■ Exercise task: Count every line of the material that holds the string "text". Respond with the total only.

╭─ Extracted information

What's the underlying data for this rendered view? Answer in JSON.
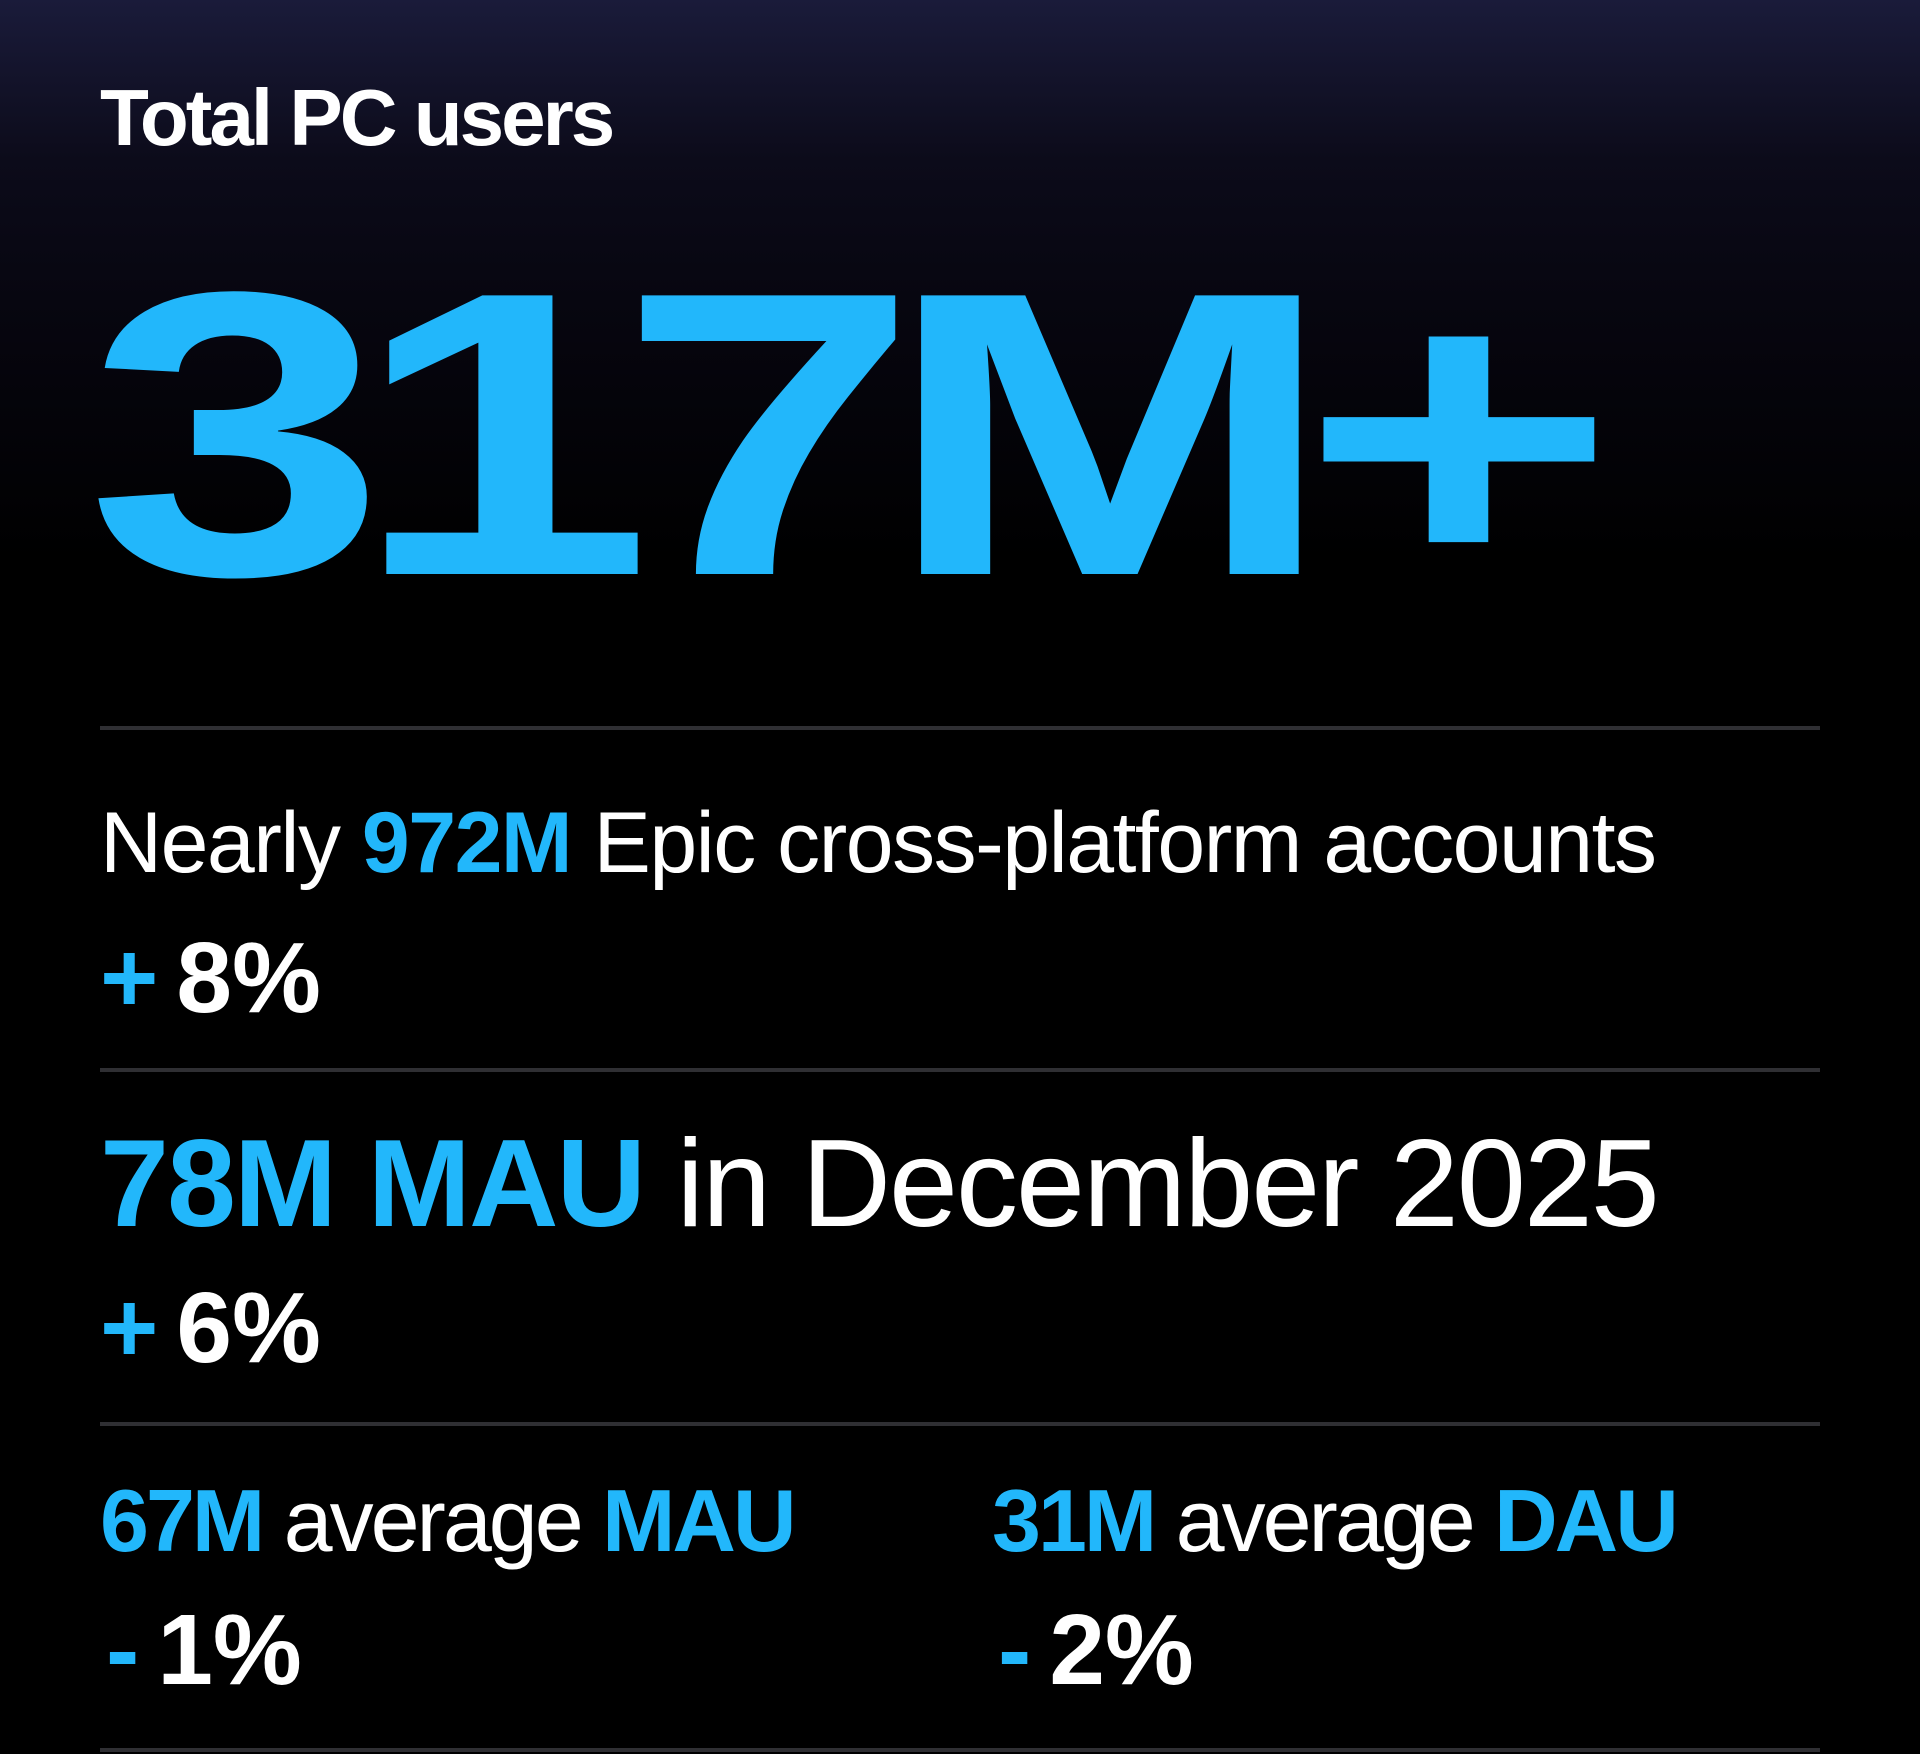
{
  "title": "Total PC users",
  "headline": "317M+",
  "colors": {
    "accent": "#22b7fb",
    "text": "#ffffff",
    "background": "#000000",
    "gradient_top": "#1a1b3a",
    "divider": "#2f2f33"
  },
  "stats": [
    {
      "prefix": "Nearly",
      "value": "972M",
      "text": "Epic cross-platform accounts",
      "change_sign": "+",
      "change_value": "8%"
    },
    {
      "value": "78M MAU",
      "text": "in December 2025",
      "change_sign": "+",
      "change_value": "6%"
    },
    {
      "value": "67M",
      "text": "average",
      "metric": "MAU",
      "change_sign": "-",
      "change_value": "1%"
    },
    {
      "value": "31M",
      "text": "average",
      "metric": "DAU",
      "change_sign": "-",
      "change_value": "2%"
    }
  ]
}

╰─

■ Worked answer: 5